* **Exercise goal**
Look for "name" in the listing below. Gather each line that contains it.

* **Extracted information**
--- begin ---

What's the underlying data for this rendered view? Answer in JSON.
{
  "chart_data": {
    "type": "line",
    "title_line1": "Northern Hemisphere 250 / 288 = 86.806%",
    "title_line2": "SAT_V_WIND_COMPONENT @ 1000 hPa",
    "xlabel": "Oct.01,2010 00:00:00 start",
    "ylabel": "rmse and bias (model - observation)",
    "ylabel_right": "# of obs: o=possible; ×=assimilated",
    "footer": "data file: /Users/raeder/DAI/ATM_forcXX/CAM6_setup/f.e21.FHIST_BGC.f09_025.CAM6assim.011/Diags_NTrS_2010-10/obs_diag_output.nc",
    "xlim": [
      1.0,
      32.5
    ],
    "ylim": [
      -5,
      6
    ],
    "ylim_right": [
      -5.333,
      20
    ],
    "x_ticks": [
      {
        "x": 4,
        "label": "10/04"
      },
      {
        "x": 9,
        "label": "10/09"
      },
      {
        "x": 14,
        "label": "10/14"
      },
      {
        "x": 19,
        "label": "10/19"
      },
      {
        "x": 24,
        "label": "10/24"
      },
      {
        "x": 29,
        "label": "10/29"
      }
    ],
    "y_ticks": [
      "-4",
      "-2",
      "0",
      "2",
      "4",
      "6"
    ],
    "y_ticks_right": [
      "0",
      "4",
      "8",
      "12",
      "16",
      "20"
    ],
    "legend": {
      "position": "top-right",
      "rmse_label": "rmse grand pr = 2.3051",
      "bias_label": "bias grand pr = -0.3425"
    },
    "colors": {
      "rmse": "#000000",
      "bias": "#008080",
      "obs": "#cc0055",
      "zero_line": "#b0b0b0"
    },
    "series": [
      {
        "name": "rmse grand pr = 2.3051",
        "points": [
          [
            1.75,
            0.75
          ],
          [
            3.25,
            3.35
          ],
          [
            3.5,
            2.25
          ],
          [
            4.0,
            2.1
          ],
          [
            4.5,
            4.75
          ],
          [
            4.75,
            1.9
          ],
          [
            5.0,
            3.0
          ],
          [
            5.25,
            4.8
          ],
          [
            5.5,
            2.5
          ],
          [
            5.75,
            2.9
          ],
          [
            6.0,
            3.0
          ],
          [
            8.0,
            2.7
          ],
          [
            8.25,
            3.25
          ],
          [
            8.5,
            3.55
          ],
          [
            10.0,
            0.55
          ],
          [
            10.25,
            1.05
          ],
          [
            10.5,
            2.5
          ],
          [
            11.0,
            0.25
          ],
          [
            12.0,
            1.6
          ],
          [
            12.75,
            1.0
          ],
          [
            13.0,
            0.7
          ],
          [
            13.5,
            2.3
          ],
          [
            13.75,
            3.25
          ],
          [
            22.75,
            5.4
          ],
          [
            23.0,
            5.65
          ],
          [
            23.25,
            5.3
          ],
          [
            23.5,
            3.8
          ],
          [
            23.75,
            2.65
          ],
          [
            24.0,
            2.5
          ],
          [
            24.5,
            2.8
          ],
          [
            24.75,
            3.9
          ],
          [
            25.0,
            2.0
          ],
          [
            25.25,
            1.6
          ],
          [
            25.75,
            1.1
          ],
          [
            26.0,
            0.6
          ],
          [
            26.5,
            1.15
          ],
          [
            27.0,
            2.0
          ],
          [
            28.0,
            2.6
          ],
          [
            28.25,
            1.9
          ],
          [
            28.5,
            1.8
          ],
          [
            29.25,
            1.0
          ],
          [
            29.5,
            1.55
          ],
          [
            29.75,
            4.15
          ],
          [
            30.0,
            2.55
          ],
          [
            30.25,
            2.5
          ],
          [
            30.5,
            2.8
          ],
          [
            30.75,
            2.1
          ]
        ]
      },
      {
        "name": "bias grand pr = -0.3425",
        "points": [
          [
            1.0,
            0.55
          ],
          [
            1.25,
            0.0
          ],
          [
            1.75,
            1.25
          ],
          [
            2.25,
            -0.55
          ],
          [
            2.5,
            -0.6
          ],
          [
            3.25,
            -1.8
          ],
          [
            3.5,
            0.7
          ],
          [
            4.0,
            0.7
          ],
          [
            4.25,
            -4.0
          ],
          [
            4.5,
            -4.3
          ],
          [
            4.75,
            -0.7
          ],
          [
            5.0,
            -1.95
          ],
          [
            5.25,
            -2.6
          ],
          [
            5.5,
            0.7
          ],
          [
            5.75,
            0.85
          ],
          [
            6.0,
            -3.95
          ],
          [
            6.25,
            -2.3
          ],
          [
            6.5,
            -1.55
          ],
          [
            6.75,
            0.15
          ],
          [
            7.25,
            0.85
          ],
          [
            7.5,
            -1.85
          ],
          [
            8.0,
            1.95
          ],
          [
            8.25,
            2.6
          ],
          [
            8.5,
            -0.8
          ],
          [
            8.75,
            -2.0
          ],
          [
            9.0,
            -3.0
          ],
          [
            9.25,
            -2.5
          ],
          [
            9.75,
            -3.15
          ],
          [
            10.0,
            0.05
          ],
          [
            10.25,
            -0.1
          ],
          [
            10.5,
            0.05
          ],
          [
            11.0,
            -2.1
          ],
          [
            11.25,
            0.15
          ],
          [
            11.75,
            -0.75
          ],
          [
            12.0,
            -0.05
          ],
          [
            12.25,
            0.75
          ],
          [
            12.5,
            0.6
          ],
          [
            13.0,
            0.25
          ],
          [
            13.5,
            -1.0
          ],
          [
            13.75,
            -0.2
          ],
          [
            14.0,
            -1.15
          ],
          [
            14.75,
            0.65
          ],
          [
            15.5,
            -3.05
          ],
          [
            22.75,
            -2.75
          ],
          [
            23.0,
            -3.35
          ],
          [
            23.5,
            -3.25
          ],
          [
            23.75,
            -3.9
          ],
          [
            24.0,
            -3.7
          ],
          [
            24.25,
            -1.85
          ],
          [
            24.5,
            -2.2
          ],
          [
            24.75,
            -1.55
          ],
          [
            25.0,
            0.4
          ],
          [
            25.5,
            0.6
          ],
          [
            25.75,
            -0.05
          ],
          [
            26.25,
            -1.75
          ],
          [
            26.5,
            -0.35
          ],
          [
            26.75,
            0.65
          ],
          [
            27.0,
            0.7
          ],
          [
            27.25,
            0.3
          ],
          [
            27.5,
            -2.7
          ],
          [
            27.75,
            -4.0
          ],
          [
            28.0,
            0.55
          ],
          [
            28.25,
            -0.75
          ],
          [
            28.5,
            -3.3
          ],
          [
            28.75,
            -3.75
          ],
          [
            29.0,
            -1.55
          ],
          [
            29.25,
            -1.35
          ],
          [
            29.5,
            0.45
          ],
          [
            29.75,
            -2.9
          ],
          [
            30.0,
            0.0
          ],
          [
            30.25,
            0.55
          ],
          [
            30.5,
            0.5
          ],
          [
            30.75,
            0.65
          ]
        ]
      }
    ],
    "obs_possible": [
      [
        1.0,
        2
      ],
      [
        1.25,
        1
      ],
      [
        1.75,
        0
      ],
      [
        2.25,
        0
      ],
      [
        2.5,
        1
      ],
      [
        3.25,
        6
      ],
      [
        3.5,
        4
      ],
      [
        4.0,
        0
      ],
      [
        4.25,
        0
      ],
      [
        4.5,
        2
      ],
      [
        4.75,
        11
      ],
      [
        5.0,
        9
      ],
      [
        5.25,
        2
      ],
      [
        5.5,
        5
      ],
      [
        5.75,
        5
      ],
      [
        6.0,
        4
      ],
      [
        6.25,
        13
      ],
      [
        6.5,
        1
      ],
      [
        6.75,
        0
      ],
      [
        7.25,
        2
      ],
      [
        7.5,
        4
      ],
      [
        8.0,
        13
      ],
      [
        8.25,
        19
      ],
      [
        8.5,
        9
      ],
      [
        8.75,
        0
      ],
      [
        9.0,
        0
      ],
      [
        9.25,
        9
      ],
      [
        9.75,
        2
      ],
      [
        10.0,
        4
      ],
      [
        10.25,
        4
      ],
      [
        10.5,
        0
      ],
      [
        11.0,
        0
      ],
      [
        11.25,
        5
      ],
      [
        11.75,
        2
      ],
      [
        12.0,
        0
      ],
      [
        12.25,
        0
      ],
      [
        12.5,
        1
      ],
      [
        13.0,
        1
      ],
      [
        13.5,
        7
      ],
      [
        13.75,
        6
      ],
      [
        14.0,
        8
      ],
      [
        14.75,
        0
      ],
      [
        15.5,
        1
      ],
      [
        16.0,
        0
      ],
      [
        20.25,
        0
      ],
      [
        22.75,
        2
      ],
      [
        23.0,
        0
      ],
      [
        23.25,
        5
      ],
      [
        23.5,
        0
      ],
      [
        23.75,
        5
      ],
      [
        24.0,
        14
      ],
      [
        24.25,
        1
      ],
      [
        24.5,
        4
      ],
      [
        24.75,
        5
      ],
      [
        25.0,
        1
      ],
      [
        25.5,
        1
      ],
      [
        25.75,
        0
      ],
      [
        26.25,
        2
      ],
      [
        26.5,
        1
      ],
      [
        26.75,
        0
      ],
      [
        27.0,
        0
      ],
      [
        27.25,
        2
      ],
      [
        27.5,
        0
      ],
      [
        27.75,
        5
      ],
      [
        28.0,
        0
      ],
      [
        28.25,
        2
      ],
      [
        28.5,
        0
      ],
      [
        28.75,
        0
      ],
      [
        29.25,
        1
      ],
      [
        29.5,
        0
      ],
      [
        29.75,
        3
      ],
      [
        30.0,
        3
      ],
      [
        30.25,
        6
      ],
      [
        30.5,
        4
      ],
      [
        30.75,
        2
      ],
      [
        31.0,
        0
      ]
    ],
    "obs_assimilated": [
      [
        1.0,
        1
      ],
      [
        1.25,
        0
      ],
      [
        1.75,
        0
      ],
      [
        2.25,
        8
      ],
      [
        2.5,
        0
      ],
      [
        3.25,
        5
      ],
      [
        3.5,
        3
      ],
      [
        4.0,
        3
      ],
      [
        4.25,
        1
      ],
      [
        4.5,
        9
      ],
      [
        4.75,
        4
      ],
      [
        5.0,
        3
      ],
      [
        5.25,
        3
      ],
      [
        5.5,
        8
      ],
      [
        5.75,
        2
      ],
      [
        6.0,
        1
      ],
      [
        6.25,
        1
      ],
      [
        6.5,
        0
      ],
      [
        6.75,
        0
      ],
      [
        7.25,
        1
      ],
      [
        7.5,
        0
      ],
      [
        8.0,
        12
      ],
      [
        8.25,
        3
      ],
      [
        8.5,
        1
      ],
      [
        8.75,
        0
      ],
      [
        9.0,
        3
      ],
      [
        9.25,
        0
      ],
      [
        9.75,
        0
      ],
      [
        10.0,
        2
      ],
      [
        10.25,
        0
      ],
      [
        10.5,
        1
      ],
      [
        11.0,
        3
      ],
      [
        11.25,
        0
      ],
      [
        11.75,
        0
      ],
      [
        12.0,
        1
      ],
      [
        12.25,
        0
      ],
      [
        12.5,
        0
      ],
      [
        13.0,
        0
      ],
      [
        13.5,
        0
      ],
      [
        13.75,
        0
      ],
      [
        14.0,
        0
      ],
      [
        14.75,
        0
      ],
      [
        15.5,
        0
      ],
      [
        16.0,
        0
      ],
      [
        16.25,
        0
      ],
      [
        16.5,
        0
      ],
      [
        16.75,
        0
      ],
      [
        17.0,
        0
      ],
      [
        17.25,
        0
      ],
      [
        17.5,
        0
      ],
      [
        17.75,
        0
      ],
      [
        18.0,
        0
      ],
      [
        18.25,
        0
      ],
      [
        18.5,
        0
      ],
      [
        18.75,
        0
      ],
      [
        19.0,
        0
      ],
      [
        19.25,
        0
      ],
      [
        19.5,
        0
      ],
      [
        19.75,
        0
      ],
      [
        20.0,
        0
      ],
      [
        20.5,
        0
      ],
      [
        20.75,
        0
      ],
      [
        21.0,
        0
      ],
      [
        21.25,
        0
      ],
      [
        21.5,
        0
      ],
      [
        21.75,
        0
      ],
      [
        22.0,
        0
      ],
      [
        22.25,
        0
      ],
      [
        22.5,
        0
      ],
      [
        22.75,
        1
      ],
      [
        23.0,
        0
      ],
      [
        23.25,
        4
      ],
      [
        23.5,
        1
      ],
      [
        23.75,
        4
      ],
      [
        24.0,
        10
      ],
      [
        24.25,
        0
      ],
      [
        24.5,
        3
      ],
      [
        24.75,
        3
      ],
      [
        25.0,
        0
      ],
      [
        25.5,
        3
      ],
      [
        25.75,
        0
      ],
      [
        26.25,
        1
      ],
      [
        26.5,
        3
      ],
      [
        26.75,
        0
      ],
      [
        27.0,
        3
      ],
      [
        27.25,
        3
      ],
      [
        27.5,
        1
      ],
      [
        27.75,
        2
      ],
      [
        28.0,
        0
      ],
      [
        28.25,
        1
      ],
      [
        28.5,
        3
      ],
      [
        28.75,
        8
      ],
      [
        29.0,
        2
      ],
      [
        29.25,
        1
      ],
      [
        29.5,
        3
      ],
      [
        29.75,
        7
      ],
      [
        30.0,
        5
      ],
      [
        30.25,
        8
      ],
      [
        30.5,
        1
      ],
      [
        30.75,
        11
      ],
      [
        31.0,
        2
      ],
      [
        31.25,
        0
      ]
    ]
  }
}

--- end ---

* **Solution**
        "name": "rmse grand pr = 2.3051",
        "name": "bias grand pr = -0.3425",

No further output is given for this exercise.